* **What needs to be done**
Repeat, without any change, the entries presented below.

* **Data for this task**

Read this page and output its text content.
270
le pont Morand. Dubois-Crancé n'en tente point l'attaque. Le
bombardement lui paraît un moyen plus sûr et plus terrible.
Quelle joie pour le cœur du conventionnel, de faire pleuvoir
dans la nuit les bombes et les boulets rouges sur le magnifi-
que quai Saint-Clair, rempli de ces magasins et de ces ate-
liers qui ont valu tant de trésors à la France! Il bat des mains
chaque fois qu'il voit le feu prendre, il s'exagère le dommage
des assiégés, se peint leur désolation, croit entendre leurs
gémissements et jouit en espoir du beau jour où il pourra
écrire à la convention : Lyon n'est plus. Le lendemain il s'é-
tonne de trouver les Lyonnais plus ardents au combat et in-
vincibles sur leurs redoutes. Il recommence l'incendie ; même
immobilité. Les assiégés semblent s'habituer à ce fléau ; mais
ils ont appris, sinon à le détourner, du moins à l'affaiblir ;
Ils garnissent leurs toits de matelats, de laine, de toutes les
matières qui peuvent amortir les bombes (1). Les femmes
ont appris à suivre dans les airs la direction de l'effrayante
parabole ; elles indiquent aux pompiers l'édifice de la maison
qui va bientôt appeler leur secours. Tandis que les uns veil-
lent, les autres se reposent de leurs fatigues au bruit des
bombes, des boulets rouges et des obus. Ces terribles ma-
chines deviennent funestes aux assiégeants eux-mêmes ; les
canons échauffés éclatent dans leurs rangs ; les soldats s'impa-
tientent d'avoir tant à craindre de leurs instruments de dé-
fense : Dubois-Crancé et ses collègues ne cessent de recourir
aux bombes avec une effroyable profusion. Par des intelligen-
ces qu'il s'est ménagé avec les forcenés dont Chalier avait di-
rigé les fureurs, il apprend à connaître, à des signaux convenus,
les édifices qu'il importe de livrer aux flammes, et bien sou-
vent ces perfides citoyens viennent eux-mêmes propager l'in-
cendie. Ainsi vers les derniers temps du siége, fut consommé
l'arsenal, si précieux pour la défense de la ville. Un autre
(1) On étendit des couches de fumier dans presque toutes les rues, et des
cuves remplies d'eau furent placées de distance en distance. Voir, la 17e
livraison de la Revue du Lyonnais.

* **Response to this task**
Read this page and output its text content.
270
le pont Morand. Dubois-Crancé n'en tente point l'attaque. Le
bombardement lui paraît un moyen plus sûr et plus terrible.
Quelle joie pour le cœur du conventionnel, de faire pleuvoir
dans la nuit les bombes et les boulets rouges sur le magnifi-
que quai Saint-Clair, rempli de ces magasins et de ces ate-
liers qui ont valu tant de trésors à la France! Il bat des mains
chaque fois qu'il voit le feu prendre, il s'exagère le dommage
des assiégés, se peint leur désolation, croit entendre leurs
gémissements et jouit en espoir du beau jour où il pourra
écrire à la convention : Lyon n'est plus. Le lendemain il s'é-
tonne de trouver les Lyonnais plus ardents au combat et in-
vincibles sur leurs redoutes. Il recommence l'incendie ; même
immobilité. Les assiégés semblent s'habituer à ce fléau ; mais
ils ont appris, sinon à le détourner, du moins à l'affaiblir ;
Ils garnissent leurs toits de matelats, de laine, de toutes les
matières qui peuvent amortir les bombes (1). Les femmes
ont appris à suivre dans les airs la direction de l'effrayante
parabole ; elles indiquent aux pompiers l'édifice de la maison
qui va bientôt appeler leur secours. Tandis que les uns veil-
lent, les autres se reposent de leurs fatigues au bruit des
bombes, des boulets rouges et des obus. Ces terribles ma-
chines deviennent funestes aux assiégeants eux-mêmes ; les
canons échauffés éclatent dans leurs rangs ; les soldats s'impa-
tientent d'avoir tant à craindre de leurs instruments de dé-
fense : Dubois-Crancé et ses collègues ne cessent de recourir
aux bombes avec une effroyable profusion. Par des intelligen-
ces qu'il s'est ménagé avec les forcenés dont Chalier avait di-
rigé les fureurs, il apprend à connaître, à des signaux convenus,
les édifices qu'il importe de livrer aux flammes, et bien sou-
vent ces perfides citoyens viennent eux-mêmes propager l'in-
cendie. Ainsi vers les derniers temps du siége, fut consommé
l'arsenal, si précieux pour la défense de la ville. Un autre
(1) On étendit des couches de fumier dans presque toutes les rues, et des
cuves remplies d'eau furent placées de distance en distance. Voir, la 17e
livraison de la Revue du Lyonnais.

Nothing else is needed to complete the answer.